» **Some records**

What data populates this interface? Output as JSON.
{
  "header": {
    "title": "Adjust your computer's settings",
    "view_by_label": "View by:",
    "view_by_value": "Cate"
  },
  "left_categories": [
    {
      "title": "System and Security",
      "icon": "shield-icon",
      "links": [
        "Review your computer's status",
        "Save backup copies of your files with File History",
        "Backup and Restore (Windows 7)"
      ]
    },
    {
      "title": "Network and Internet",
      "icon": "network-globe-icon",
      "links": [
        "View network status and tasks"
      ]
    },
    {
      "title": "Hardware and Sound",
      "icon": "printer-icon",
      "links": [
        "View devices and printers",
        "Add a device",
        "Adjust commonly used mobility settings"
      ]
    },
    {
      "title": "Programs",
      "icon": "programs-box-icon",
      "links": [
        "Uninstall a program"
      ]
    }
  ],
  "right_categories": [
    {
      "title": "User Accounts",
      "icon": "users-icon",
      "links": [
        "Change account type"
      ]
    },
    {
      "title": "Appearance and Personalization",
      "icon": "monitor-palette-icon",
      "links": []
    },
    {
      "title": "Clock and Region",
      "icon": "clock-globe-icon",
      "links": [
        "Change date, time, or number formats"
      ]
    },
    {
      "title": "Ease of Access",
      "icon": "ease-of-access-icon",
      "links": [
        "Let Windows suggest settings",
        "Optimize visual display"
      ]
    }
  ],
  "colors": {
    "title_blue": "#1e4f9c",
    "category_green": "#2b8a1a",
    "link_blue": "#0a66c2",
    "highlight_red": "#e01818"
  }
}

» **WHAT IS REQUIRED**
Quote the data in full, keeping each word unchanged.

» **SOLUTION BELOW**
What data populates this interface? Output as JSON.
{
  "header": {
    "title": "Adjust your computer's settings",
    "view_by_label": "View by:",
    "view_by_value": "Cate"
  },
  "left_categories": [
    {
      "title": "System and Security",
      "icon": "shield-icon",
      "links": [
        "Review your computer's status",
        "Save backup copies of your files with File History",
        "Backup and Restore (Windows 7)"
      ]
    },
    {
      "title": "Network and Internet",
      "icon": "network-globe-icon",
      "links": [
        "View network status and tasks"
      ]
    },
    {
      "title": "Hardware and Sound",
      "icon": "printer-icon",
      "links": [
        "View devices and printers",
        "Add a device",
        "Adjust commonly used mobility settings"
      ]
    },
    {
      "title": "Programs",
      "icon": "programs-box-icon",
      "links": [
        "Uninstall a program"
      ]
    }
  ],
  "right_categories": [
    {
      "title": "User Accounts",
      "icon": "users-icon",
      "links": [
        "Change account type"
      ]
    },
    {
      "title": "Appearance and Personalization",
      "icon": "monitor-palette-icon",
      "links": []
    },
    {
      "title": "Clock and Region",
      "icon": "clock-globe-icon",
      "links": [
        "Change date, time, or number formats"
      ]
    },
    {
      "title": "Ease of Access",
      "icon": "ease-of-access-icon",
      "links": [
        "Let Windows suggest settings",
        "Optimize visual display"
      ]
    }
  ],
  "colors": {
    "title_blue": "#1e4f9c",
    "category_green": "#2b8a1a",
    "link_blue": "#0a66c2",
    "highlight_red": "#e01818"
  }
}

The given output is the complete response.